Set out every line bearing the string "insertion".

══════════

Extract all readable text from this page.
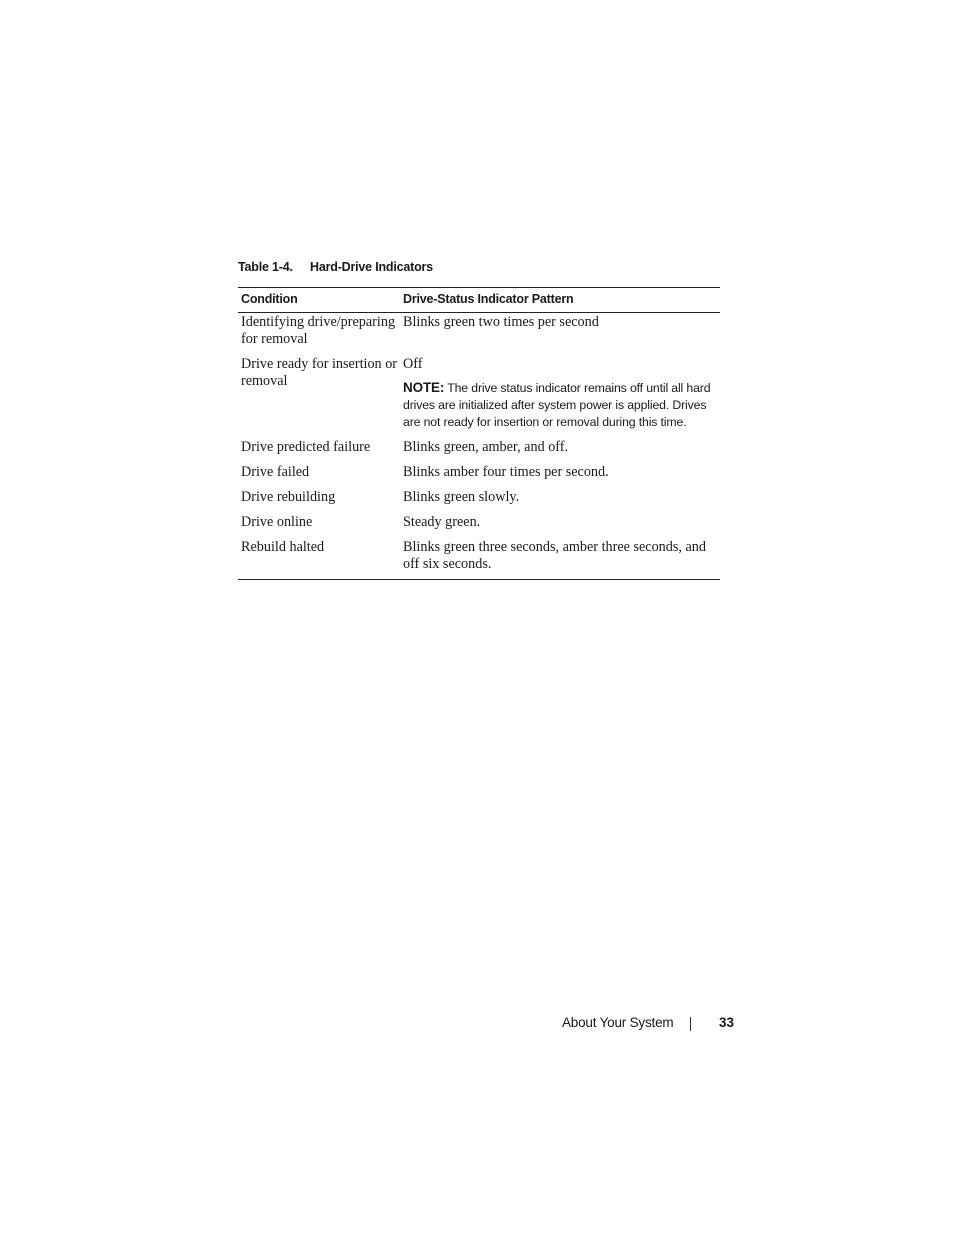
Table 1-4. Hard-Drive Indicators
Condition	Drive-Status Indicator Pattern
Identifying drive/preparing for removal	Blinks green two times per second
Drive ready for insertion or removal	Off
NOTE: The drive status indicator remains off until all hard drives are initialized after system power is applied. Drives are not ready for insertion or removal during this time.

Drive predicted failure	Blinks green, amber, and off.
Drive failed	Blinks amber four times per second.
Drive rebuilding	Blinks green slowly.
Drive online	Steady green.
Rebuild halted	Blinks green three seconds, amber three seconds, and off six seconds.
About Your System	33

══════════

● RESPONSE:
Drive ready for insertion or removal	Off
NOTE: The drive status indicator remains off until all hard drives are initialized after system power is applied. Drives are not ready for insertion or removal during this time.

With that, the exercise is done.